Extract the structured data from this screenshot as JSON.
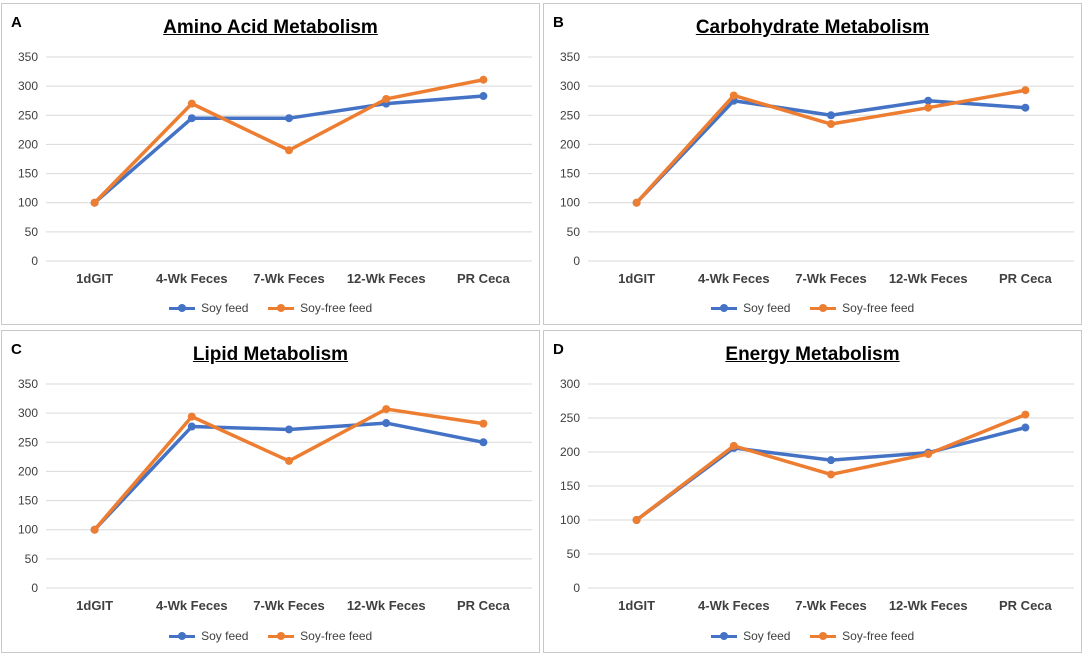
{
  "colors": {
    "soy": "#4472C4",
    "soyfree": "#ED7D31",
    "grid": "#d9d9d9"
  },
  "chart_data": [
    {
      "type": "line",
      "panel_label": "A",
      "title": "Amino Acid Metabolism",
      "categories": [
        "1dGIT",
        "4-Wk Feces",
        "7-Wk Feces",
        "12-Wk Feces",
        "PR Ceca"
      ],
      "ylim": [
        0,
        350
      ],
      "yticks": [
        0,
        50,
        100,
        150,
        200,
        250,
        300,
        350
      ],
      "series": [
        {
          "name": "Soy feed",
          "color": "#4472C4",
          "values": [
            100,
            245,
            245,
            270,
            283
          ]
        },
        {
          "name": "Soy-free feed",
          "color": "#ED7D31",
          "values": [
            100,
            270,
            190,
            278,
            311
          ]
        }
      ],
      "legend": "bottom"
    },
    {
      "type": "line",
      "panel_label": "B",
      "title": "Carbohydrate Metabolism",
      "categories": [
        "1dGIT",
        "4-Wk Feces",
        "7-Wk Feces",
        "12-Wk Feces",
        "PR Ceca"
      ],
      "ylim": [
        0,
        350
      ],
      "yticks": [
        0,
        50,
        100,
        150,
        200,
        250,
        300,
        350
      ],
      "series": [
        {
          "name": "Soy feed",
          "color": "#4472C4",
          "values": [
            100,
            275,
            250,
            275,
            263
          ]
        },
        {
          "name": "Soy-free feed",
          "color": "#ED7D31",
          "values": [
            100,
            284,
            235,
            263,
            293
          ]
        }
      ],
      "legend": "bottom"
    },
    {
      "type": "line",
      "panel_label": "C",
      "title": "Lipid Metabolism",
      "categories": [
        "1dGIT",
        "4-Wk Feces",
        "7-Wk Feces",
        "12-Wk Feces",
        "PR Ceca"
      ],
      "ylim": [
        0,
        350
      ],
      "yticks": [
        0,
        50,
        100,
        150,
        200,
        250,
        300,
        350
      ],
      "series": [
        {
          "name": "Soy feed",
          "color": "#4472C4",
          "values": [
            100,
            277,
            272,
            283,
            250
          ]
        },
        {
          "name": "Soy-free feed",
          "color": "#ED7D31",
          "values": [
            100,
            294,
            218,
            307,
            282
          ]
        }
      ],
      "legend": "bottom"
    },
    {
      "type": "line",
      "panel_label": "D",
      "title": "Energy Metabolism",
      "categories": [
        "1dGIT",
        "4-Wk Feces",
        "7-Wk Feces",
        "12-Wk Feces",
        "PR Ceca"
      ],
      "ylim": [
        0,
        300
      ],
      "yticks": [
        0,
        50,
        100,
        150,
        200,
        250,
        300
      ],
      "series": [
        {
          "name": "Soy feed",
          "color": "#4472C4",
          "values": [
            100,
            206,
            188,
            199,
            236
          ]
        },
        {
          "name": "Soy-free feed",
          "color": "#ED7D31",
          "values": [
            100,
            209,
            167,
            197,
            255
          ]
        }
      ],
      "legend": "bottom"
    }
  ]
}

--------

> _DESCRIPTION OF THE TASK_:
Without the pictures, return all the records precisely as they stand.

> _COMPLETE RESPONSE_:
Extract the structured data from this screenshot as JSON.
{
  "colors": {
    "soy": "#4472C4",
    "soyfree": "#ED7D31",
    "grid": "#d9d9d9"
  },
  "chart_data": [
    {
      "type": "line",
      "panel_label": "A",
      "title": "Amino Acid Metabolism",
      "categories": [
        "1dGIT",
        "4-Wk Feces",
        "7-Wk Feces",
        "12-Wk Feces",
        "PR Ceca"
      ],
      "ylim": [
        0,
        350
      ],
      "yticks": [
        0,
        50,
        100,
        150,
        200,
        250,
        300,
        350
      ],
      "series": [
        {
          "name": "Soy feed",
          "color": "#4472C4",
          "values": [
            100,
            245,
            245,
            270,
            283
          ]
        },
        {
          "name": "Soy-free feed",
          "color": "#ED7D31",
          "values": [
            100,
            270,
            190,
            278,
            311
          ]
        }
      ],
      "legend": "bottom"
    },
    {
      "type": "line",
      "panel_label": "B",
      "title": "Carbohydrate Metabolism",
      "categories": [
        "1dGIT",
        "4-Wk Feces",
        "7-Wk Feces",
        "12-Wk Feces",
        "PR Ceca"
      ],
      "ylim": [
        0,
        350
      ],
      "yticks": [
        0,
        50,
        100,
        150,
        200,
        250,
        300,
        350
      ],
      "series": [
        {
          "name": "Soy feed",
          "color": "#4472C4",
          "values": [
            100,
            275,
            250,
            275,
            263
          ]
        },
        {
          "name": "Soy-free feed",
          "color": "#ED7D31",
          "values": [
            100,
            284,
            235,
            263,
            293
          ]
        }
      ],
      "legend": "bottom"
    },
    {
      "type": "line",
      "panel_label": "C",
      "title": "Lipid Metabolism",
      "categories": [
        "1dGIT",
        "4-Wk Feces",
        "7-Wk Feces",
        "12-Wk Feces",
        "PR Ceca"
      ],
      "ylim": [
        0,
        350
      ],
      "yticks": [
        0,
        50,
        100,
        150,
        200,
        250,
        300,
        350
      ],
      "series": [
        {
          "name": "Soy feed",
          "color": "#4472C4",
          "values": [
            100,
            277,
            272,
            283,
            250
          ]
        },
        {
          "name": "Soy-free feed",
          "color": "#ED7D31",
          "values": [
            100,
            294,
            218,
            307,
            282
          ]
        }
      ],
      "legend": "bottom"
    },
    {
      "type": "line",
      "panel_label": "D",
      "title": "Energy Metabolism",
      "categories": [
        "1dGIT",
        "4-Wk Feces",
        "7-Wk Feces",
        "12-Wk Feces",
        "PR Ceca"
      ],
      "ylim": [
        0,
        300
      ],
      "yticks": [
        0,
        50,
        100,
        150,
        200,
        250,
        300
      ],
      "series": [
        {
          "name": "Soy feed",
          "color": "#4472C4",
          "values": [
            100,
            206,
            188,
            199,
            236
          ]
        },
        {
          "name": "Soy-free feed",
          "color": "#ED7D31",
          "values": [
            100,
            209,
            167,
            197,
            255
          ]
        }
      ],
      "legend": "bottom"
    }
  ]
}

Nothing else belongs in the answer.